* **Task instructions**: Go through the data below. List every line that holds the word "Compressive".
--- Given records ---
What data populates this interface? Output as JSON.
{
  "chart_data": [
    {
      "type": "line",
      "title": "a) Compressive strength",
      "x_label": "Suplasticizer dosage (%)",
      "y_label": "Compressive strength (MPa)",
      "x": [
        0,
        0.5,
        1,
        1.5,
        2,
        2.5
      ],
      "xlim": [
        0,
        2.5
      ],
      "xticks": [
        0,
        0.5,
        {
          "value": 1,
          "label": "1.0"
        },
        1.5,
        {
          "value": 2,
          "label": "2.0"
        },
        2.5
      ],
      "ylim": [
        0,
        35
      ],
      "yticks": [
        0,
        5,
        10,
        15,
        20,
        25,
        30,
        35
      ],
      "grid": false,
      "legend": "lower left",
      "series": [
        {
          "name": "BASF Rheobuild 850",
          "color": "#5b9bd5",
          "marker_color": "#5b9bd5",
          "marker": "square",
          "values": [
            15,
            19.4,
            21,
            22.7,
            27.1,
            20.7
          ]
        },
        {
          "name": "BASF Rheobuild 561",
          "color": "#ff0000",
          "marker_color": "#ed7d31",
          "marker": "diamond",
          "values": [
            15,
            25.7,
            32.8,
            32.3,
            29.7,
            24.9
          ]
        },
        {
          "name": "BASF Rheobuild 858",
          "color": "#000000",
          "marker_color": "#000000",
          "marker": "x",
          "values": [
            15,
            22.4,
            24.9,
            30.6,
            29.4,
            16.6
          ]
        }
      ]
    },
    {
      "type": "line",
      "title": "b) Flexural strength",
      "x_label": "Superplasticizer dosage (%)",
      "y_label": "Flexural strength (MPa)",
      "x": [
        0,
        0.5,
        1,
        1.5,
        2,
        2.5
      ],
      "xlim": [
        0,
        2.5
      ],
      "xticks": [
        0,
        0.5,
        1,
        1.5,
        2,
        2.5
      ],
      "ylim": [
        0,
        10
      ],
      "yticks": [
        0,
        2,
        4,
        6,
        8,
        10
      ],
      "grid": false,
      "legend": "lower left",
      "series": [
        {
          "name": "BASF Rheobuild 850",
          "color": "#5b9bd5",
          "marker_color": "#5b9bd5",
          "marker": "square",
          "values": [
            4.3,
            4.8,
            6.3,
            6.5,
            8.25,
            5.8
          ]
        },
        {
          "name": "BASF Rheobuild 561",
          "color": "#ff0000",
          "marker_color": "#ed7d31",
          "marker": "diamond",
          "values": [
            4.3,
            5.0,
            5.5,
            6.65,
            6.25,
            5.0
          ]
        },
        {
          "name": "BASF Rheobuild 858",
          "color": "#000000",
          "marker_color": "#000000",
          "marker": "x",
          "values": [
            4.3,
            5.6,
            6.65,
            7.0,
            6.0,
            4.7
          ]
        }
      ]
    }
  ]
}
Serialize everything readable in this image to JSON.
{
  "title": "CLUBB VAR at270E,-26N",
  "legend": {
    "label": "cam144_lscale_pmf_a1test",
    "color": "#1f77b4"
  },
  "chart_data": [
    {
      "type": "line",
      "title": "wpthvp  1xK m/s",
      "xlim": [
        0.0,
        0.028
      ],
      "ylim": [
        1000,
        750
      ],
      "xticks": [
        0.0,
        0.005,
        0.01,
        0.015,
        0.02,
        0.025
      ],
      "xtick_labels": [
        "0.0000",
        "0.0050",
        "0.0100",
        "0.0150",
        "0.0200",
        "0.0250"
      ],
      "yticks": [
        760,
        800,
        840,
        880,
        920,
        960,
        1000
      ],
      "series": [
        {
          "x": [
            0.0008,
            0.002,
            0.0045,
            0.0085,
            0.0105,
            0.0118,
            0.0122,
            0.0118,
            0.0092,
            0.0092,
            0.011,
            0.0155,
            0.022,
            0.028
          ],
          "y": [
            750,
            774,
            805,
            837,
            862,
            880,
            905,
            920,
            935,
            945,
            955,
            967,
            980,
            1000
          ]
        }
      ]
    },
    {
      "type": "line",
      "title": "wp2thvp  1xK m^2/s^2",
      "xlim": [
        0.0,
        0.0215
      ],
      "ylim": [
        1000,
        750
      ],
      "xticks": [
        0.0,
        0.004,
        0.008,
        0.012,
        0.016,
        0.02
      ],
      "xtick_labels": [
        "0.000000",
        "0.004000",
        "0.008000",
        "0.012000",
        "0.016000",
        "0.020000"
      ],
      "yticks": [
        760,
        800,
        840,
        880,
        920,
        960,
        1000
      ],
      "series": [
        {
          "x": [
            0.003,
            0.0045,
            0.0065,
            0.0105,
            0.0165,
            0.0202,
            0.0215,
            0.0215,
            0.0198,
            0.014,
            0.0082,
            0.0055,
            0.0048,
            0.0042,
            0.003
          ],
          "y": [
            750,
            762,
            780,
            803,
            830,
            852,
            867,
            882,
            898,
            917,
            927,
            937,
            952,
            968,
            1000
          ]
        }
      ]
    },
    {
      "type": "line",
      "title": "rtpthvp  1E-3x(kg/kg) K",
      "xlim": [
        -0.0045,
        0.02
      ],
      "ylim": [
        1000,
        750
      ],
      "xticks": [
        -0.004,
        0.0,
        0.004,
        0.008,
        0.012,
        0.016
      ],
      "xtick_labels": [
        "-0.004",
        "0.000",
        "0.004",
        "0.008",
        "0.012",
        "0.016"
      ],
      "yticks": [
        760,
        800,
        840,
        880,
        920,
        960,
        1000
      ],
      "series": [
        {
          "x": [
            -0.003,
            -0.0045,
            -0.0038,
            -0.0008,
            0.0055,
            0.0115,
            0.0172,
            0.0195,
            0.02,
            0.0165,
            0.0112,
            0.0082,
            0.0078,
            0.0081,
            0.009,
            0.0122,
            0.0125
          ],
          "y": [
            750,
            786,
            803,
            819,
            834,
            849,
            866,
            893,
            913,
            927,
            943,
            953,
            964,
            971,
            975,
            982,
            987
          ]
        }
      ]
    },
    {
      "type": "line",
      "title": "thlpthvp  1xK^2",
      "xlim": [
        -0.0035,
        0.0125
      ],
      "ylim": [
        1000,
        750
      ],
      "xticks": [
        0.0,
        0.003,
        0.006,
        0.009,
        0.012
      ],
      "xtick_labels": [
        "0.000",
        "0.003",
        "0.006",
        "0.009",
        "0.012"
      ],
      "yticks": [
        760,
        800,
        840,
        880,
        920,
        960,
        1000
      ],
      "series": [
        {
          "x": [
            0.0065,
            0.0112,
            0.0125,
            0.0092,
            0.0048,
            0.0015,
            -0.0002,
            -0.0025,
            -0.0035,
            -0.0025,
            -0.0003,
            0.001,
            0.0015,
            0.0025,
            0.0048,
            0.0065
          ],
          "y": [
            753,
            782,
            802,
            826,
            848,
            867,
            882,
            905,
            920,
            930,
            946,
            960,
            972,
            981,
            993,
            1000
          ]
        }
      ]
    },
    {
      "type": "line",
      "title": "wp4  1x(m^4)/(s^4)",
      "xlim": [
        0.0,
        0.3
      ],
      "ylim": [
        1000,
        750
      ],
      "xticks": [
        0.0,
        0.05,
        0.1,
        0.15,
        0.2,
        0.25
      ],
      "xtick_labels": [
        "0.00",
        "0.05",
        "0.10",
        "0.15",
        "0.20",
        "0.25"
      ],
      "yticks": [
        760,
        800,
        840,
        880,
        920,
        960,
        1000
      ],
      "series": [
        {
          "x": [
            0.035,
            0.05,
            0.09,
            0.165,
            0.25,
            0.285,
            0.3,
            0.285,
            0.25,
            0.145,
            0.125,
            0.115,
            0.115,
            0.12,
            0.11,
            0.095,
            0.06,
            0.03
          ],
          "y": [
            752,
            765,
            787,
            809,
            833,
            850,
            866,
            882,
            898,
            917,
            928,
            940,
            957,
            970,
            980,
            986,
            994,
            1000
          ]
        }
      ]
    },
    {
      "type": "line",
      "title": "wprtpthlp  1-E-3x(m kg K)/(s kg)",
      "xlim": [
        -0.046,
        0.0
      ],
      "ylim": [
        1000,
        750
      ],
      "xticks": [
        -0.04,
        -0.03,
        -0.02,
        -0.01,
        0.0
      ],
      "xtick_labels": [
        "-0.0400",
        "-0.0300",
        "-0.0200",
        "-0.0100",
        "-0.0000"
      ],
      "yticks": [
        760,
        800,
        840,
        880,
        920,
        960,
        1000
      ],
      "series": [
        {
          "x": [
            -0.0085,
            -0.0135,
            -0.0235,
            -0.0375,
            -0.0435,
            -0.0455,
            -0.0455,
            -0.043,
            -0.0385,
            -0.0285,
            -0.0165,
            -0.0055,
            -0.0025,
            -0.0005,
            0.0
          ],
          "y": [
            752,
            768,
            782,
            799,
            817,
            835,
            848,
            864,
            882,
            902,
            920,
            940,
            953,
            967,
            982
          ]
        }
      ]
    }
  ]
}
---
* **Output of the exercise**:
      "title": "a) Compressive strength",
      "y_label": "Compressive strength (MPa)",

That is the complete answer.